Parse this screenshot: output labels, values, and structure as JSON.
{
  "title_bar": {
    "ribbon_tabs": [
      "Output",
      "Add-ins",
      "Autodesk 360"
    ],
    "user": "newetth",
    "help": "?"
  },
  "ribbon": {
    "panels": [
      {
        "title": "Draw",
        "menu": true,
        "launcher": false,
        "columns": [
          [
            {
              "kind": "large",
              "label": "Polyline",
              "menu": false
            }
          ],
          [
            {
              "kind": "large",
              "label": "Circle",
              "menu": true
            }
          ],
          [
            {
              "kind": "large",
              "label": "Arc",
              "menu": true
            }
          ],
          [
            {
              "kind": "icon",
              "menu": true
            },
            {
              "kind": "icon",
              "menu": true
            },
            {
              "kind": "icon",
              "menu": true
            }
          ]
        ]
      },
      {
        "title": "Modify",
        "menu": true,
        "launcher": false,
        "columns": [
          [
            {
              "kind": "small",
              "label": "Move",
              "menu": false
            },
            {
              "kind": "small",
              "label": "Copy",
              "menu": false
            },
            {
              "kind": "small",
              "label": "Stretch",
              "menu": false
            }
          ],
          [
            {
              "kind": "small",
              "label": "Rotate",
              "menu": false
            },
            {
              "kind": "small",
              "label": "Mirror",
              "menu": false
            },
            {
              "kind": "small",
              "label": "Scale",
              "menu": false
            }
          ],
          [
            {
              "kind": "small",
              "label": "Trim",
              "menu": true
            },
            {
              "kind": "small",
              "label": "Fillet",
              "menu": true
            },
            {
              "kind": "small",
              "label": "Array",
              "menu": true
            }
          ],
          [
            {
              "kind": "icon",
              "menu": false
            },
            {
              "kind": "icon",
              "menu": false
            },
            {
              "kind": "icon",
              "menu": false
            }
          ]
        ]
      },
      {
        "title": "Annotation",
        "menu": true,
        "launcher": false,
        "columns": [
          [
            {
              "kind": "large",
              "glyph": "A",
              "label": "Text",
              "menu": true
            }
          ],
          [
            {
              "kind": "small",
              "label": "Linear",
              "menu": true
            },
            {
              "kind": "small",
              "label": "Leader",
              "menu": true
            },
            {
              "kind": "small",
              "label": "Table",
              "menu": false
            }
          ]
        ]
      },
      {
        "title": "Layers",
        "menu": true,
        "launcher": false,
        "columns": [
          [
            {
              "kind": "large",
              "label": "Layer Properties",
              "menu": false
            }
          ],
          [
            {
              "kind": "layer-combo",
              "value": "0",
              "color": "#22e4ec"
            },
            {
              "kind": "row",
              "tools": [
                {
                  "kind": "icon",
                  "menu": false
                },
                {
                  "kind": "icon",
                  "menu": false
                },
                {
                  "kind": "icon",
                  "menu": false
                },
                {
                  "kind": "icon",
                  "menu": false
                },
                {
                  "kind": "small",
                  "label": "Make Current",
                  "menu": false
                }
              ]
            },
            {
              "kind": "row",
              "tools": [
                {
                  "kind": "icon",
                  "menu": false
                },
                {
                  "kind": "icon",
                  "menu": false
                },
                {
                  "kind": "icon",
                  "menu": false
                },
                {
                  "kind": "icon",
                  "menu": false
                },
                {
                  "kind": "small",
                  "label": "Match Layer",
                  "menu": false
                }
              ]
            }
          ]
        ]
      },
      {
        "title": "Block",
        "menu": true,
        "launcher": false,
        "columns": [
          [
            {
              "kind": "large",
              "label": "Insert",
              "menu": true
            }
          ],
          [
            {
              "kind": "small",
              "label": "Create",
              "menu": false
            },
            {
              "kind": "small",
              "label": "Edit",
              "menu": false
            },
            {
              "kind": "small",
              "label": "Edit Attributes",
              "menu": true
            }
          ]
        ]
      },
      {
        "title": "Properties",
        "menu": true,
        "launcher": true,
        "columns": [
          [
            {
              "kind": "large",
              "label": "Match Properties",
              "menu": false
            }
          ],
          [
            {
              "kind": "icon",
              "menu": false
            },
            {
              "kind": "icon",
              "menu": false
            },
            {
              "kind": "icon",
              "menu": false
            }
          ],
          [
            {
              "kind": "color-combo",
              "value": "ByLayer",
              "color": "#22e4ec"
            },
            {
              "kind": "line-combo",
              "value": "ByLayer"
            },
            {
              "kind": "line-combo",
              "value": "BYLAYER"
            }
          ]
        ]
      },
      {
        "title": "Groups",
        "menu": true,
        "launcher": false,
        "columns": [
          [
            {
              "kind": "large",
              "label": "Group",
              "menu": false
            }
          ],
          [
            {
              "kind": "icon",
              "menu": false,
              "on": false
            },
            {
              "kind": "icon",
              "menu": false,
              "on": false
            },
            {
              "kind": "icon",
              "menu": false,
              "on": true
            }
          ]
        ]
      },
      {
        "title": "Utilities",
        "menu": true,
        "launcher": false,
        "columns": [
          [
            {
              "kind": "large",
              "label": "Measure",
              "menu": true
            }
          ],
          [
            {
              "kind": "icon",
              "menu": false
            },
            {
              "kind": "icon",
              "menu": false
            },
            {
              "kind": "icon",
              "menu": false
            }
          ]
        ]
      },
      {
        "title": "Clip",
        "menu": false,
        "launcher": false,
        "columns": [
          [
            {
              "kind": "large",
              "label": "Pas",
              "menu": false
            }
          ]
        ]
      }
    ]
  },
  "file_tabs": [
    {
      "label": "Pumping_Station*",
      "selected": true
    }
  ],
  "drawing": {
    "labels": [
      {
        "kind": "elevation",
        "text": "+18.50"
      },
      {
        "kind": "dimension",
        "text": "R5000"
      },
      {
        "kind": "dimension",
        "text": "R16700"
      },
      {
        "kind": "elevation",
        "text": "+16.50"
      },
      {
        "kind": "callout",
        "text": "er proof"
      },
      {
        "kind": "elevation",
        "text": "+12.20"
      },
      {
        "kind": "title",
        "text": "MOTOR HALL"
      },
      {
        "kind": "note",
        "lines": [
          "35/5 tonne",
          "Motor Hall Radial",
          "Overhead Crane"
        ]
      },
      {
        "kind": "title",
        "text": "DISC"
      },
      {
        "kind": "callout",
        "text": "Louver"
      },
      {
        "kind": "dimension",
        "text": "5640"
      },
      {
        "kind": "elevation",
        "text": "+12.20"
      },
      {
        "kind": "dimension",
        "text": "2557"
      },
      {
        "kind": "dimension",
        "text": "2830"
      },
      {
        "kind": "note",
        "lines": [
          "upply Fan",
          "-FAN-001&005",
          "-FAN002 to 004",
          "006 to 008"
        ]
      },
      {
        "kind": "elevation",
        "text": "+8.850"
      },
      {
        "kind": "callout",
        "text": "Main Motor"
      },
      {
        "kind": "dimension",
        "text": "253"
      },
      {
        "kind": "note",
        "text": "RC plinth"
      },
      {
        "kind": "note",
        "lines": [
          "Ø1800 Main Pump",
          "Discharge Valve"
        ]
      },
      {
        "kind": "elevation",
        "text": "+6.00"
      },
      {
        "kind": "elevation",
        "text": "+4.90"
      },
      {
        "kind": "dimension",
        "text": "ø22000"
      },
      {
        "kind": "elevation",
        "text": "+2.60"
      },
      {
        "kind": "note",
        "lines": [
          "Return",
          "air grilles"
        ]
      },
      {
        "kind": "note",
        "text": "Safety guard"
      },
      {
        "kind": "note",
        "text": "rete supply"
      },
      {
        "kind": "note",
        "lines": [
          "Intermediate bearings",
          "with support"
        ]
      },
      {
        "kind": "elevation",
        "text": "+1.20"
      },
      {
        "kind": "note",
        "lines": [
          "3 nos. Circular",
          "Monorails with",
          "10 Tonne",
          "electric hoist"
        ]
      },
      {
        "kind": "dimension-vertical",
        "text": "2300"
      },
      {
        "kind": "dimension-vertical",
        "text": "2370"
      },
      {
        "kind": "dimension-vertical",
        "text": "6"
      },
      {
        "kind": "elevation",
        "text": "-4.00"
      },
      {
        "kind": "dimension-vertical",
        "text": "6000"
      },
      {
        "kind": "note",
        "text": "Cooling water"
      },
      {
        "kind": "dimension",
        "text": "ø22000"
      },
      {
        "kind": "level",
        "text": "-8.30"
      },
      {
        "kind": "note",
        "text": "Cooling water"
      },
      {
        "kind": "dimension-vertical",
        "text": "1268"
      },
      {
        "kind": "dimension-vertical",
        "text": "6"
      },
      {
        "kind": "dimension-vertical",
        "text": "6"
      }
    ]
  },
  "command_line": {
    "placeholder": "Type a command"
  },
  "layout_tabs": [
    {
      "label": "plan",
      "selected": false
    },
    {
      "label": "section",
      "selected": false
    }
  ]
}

▶ _Short problem_
For each line in the data above that contains the string "Properties", extract the line.

▶ _Reply_
              "label": "Layer Properties",
        "title": "Properties",
              "label": "Match Properties",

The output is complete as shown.